Lines holding the string "structure" are the ones to copy; find them all in the data.

>> START INFORMATION PROVIDED

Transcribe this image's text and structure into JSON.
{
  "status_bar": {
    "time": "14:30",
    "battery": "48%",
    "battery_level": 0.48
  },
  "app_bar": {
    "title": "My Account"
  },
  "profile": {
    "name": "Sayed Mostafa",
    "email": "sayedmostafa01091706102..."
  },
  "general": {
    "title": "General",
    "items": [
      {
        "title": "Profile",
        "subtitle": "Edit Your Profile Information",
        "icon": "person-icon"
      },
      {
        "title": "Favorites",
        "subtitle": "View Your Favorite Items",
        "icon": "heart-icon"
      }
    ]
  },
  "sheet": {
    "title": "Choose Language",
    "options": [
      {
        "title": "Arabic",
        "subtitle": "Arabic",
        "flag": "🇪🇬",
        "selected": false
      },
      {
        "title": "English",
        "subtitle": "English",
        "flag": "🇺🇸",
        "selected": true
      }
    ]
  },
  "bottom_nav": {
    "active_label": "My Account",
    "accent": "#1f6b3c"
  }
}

>> END INFORMATION PROVIDED
>> START INFORMATION PROVIDED

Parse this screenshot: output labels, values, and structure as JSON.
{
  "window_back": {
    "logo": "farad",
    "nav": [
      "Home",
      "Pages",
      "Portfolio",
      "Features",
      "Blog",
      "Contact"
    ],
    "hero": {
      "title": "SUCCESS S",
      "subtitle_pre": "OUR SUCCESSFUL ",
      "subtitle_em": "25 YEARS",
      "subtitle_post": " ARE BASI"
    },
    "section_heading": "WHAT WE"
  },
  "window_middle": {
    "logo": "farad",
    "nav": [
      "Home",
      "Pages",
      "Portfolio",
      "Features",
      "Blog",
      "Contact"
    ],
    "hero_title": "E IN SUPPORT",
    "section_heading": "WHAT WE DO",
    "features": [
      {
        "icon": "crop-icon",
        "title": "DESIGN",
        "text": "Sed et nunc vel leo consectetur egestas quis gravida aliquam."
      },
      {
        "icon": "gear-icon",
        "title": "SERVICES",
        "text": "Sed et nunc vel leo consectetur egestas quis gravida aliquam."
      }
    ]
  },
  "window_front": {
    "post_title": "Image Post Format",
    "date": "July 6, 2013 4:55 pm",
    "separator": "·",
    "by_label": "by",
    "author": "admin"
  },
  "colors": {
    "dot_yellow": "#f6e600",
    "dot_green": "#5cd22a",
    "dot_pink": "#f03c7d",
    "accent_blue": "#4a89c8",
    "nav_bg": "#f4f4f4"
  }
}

>> END INFORMATION PROVIDED

→ RESPONSE TO THIS EXERCISE:
Transcribe this image's text and structure into JSON.
Parse this screenshot: output labels, values, and structure as JSON.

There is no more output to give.